- _Exercise brief_
Transcribe the records in full, keeping every character as it is.

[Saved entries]

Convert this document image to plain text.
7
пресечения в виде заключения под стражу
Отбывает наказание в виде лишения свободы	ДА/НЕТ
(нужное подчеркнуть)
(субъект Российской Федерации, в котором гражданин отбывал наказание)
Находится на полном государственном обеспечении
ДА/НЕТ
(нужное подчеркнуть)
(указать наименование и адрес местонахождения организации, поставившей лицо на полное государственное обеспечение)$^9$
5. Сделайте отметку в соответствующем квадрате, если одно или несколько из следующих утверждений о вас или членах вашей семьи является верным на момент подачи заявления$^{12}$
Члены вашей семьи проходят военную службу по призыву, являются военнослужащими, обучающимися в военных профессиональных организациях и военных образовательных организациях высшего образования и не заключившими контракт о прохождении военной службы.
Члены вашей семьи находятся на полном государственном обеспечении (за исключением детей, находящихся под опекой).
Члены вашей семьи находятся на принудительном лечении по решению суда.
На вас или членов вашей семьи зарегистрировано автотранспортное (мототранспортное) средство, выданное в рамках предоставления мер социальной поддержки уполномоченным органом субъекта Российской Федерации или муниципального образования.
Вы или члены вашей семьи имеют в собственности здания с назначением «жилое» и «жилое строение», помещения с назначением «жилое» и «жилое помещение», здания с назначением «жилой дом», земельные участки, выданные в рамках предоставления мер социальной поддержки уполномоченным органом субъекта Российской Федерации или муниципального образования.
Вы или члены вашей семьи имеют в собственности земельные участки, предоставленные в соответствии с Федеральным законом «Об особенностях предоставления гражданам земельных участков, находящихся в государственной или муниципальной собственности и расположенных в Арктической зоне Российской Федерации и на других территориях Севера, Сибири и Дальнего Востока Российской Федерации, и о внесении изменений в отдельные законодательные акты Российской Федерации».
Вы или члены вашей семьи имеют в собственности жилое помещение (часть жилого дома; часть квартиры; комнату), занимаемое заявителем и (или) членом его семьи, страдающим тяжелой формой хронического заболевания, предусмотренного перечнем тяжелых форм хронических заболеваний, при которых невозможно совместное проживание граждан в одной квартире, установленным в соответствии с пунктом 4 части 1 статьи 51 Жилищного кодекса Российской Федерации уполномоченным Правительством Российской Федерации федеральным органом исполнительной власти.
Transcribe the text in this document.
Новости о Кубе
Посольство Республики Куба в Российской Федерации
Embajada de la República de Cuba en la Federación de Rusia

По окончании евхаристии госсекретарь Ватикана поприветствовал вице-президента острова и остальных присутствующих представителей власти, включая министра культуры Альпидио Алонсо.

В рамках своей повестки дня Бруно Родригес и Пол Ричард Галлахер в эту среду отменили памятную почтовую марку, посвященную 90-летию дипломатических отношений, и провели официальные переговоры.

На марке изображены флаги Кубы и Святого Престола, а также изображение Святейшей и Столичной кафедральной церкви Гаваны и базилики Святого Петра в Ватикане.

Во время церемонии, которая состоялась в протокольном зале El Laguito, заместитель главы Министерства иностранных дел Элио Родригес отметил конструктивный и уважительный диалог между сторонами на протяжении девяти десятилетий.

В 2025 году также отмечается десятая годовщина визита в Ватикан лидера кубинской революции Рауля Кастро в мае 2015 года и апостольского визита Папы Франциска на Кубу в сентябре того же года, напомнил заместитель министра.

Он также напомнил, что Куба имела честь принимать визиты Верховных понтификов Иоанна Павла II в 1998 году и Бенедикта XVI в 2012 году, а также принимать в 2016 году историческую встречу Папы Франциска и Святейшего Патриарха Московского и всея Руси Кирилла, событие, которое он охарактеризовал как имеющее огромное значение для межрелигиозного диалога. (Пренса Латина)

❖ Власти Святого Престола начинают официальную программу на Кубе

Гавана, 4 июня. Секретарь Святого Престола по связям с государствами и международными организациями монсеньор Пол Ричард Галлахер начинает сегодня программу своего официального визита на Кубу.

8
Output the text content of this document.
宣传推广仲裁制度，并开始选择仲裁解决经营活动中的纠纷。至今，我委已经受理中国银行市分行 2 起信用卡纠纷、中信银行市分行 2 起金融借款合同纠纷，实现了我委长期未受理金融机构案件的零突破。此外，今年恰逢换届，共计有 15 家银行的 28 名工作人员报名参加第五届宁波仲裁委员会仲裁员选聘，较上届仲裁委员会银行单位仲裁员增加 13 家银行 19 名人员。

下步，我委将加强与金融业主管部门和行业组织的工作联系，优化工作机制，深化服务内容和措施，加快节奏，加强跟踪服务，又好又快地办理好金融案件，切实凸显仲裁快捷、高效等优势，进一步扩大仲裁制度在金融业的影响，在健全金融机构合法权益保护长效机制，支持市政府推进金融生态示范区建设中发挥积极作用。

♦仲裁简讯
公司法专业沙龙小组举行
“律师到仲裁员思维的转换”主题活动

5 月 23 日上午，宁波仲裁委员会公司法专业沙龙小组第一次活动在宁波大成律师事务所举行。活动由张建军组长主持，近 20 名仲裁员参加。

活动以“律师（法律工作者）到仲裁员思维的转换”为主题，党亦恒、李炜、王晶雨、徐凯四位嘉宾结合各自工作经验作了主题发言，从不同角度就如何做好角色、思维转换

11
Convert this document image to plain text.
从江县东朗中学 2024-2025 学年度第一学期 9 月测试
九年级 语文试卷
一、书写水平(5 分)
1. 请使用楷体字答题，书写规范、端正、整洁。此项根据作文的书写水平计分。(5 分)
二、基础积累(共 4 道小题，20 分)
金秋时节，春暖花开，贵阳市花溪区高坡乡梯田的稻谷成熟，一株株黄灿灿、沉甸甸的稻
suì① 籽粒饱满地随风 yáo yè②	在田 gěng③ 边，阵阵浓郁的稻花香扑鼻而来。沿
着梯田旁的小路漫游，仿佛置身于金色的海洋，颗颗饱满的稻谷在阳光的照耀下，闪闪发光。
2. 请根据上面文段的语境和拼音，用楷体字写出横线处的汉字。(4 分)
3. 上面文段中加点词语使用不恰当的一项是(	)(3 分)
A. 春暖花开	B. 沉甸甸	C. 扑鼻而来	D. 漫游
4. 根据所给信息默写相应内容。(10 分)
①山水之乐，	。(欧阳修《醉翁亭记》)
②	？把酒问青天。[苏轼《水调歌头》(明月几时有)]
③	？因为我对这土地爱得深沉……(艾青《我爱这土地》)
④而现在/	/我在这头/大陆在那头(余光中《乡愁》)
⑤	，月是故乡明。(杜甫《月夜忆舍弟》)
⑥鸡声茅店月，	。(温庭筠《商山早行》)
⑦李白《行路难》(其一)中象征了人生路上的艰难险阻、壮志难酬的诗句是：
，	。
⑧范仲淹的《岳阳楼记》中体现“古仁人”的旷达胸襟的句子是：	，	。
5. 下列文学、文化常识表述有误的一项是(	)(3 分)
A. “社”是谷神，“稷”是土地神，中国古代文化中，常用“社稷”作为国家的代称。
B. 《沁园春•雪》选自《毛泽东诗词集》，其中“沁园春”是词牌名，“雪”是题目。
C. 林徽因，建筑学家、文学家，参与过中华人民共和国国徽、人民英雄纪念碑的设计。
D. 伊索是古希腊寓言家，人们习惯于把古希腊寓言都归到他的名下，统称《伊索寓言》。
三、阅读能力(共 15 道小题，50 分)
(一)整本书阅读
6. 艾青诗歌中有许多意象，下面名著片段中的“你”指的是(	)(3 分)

- _Solution to this exercise_
Convert this document image to plain text.
7
пресечения в виде заключения под стражу
Отбывает наказание в виде лишения свободы	ДА/НЕТ
(нужное подчеркнуть)
(субъект Российской Федерации, в котором гражданин отбывал наказание)
Находится на полном государственном обеспечении
ДА/НЕТ
(нужное подчеркнуть)
(указать наименование и адрес местонахождения организации, поставившей лицо на полное государственное обеспечение)$^9$
5. Сделайте отметку в соответствующем квадрате, если одно или несколько из следующих утверждений о вас или членах вашей семьи является верным на момент подачи заявления$^{12}$
Члены вашей семьи проходят военную службу по призыву, являются военнослужащими, обучающимися в военных профессиональных организациях и военных образовательных организациях высшего образования и не заключившими контракт о прохождении военной службы.
Члены вашей семьи находятся на полном государственном обеспечении (за исключением детей, находящихся под опекой).
Члены вашей семьи находятся на принудительном лечении по решению суда.
На вас или членов вашей семьи зарегистрировано автотранспортное (мототранспортное) средство, выданное в рамках предоставления мер социальной поддержки уполномоченным органом субъекта Российской Федерации или муниципального образования.
Вы или члены вашей семьи имеют в собственности здания с назначением «жилое» и «жилое строение», помещения с назначением «жилое» и «жилое помещение», здания с назначением «жилой дом», земельные участки, выданные в рамках предоставления мер социальной поддержки уполномоченным органом субъекта Российской Федерации или муниципального образования.
Вы или члены вашей семьи имеют в собственности земельные участки, предоставленные в соответствии с Федеральным законом «Об особенностях предоставления гражданам земельных участков, находящихся в государственной или муниципальной собственности и расположенных в Арктической зоне Российской Федерации и на других территориях Севера, Сибири и Дальнего Востока Российской Федерации, и о внесении изменений в отдельные законодательные акты Российской Федерации».
Вы или члены вашей семьи имеют в собственности жилое помещение (часть жилого дома; часть квартиры; комнату), занимаемое заявителем и (или) членом его семьи, страдающим тяжелой формой хронического заболевания, предусмотренного перечнем тяжелых форм хронических заболеваний, при которых невозможно совместное проживание граждан в одной квартире, установленным в соответствии с пунктом 4 части 1 статьи 51 Жилищного кодекса Российской Федерации уполномоченным Правительством Российской Федерации федеральным органом исполнительной власти.
Transcribe the text in this document.
Новости о Кубе
Посольство Республики Куба в Российской Федерации
Embajada de la República de Cuba en la Federación de Rusia

По окончании евхаристии госсекретарь Ватикана поприветствовал вице-президента острова и остальных присутствующих представителей власти, включая министра культуры Альпидио Алонсо.

В рамках своей повестки дня Бруно Родригес и Пол Ричард Галлахер в эту среду отменили памятную почтовую марку, посвященную 90-летию дипломатических отношений, и провели официальные переговоры.

На марке изображены флаги Кубы и Святого Престола, а также изображение Святейшей и Столичной кафедральной церкви Гаваны и базилики Святого Петра в Ватикане.

Во время церемонии, которая состоялась в протокольном зале El Laguito, заместитель главы Министерства иностранных дел Элио Родригес отметил конструктивный и уважительный диалог между сторонами на протяжении девяти десятилетий.

В 2025 году также отмечается десятая годовщина визита в Ватикан лидера кубинской революции Рауля Кастро в мае 2015 года и апостольского визита Папы Франциска на Кубу в сентябре того же года, напомнил заместитель министра.

Он также напомнил, что Куба имела честь принимать визиты Верховных понтификов Иоанна Павла II в 1998 году и Бенедикта XVI в 2012 году, а также принимать в 2016 году историческую встречу Папы Франциска и Святейшего Патриарха Московского и всея Руси Кирилла, событие, которое он охарактеризовал как имеющее огромное значение для межрелигиозного диалога. (Пренса Латина)

❖ Власти Святого Престола начинают официальную программу на Кубе

Гавана, 4 июня. Секретарь Святого Престола по связям с государствами и международными организациями монсеньор Пол Ричард Галлахер начинает сегодня программу своего официального визита на Кубу.

8
Output the text content of this document.
宣传推广仲裁制度，并开始选择仲裁解决经营活动中的纠纷。至今，我委已经受理中国银行市分行 2 起信用卡纠纷、中信银行市分行 2 起金融借款合同纠纷，实现了我委长期未受理金融机构案件的零突破。此外，今年恰逢换届，共计有 15 家银行的 28 名工作人员报名参加第五届宁波仲裁委员会仲裁员选聘，较上届仲裁委员会银行单位仲裁员增加 13 家银行 19 名人员。

下步，我委将加强与金融业主管部门和行业组织的工作联系，优化工作机制，深化服务内容和措施，加快节奏，加强跟踪服务，又好又快地办理好金融案件，切实凸显仲裁快捷、高效等优势，进一步扩大仲裁制度在金融业的影响，在健全金融机构合法权益保护长效机制，支持市政府推进金融生态示范区建设中发挥积极作用。

♦仲裁简讯
公司法专业沙龙小组举行
“律师到仲裁员思维的转换”主题活动

5 月 23 日上午，宁波仲裁委员会公司法专业沙龙小组第一次活动在宁波大成律师事务所举行。活动由张建军组长主持，近 20 名仲裁员参加。

活动以“律师（法律工作者）到仲裁员思维的转换”为主题，党亦恒、李炜、王晶雨、徐凯四位嘉宾结合各自工作经验作了主题发言，从不同角度就如何做好角色、思维转换

11
Convert this document image to plain text.
从江县东朗中学 2024-2025 学年度第一学期 9 月测试
九年级 语文试卷
一、书写水平(5 分)
1. 请使用楷体字答题，书写规范、端正、整洁。此项根据作文的书写水平计分。(5 分)
二、基础积累(共 4 道小题，20 分)
金秋时节，春暖花开，贵阳市花溪区高坡乡梯田的稻谷成熟，一株株黄灿灿、沉甸甸的稻
suì① 籽粒饱满地随风 yáo yè②	在田 gěng③ 边，阵阵浓郁的稻花香扑鼻而来。沿
着梯田旁的小路漫游，仿佛置身于金色的海洋，颗颗饱满的稻谷在阳光的照耀下，闪闪发光。
2. 请根据上面文段的语境和拼音，用楷体字写出横线处的汉字。(4 分)
3. 上面文段中加点词语使用不恰当的一项是(	)(3 分)
A. 春暖花开	B. 沉甸甸	C. 扑鼻而来	D. 漫游
4. 根据所给信息默写相应内容。(10 分)
①山水之乐，	。(欧阳修《醉翁亭记》)
②	？把酒问青天。[苏轼《水调歌头》(明月几时有)]
③	？因为我对这土地爱得深沉……(艾青《我爱这土地》)
④而现在/	/我在这头/大陆在那头(余光中《乡愁》)
⑤	，月是故乡明。(杜甫《月夜忆舍弟》)
⑥鸡声茅店月，	。(温庭筠《商山早行》)
⑦李白《行路难》(其一)中象征了人生路上的艰难险阻、壮志难酬的诗句是：
，	。
⑧范仲淹的《岳阳楼记》中体现“古仁人”的旷达胸襟的句子是：	，	。
5. 下列文学、文化常识表述有误的一项是(	)(3 分)
A. “社”是谷神，“稷”是土地神，中国古代文化中，常用“社稷”作为国家的代称。
B. 《沁园春•雪》选自《毛泽东诗词集》，其中“沁园春”是词牌名，“雪”是题目。
C. 林徽因，建筑学家、文学家，参与过中华人民共和国国徽、人民英雄纪念碑的设计。
D. 伊索是古希腊寓言家，人们习惯于把古希腊寓言都归到他的名下，统称《伊索寓言》。
三、阅读能力(共 15 道小题，50 分)
(一)整本书阅读
6. 艾青诗歌中有许多意象，下面名著片段中的“你”指的是(	)(3 分)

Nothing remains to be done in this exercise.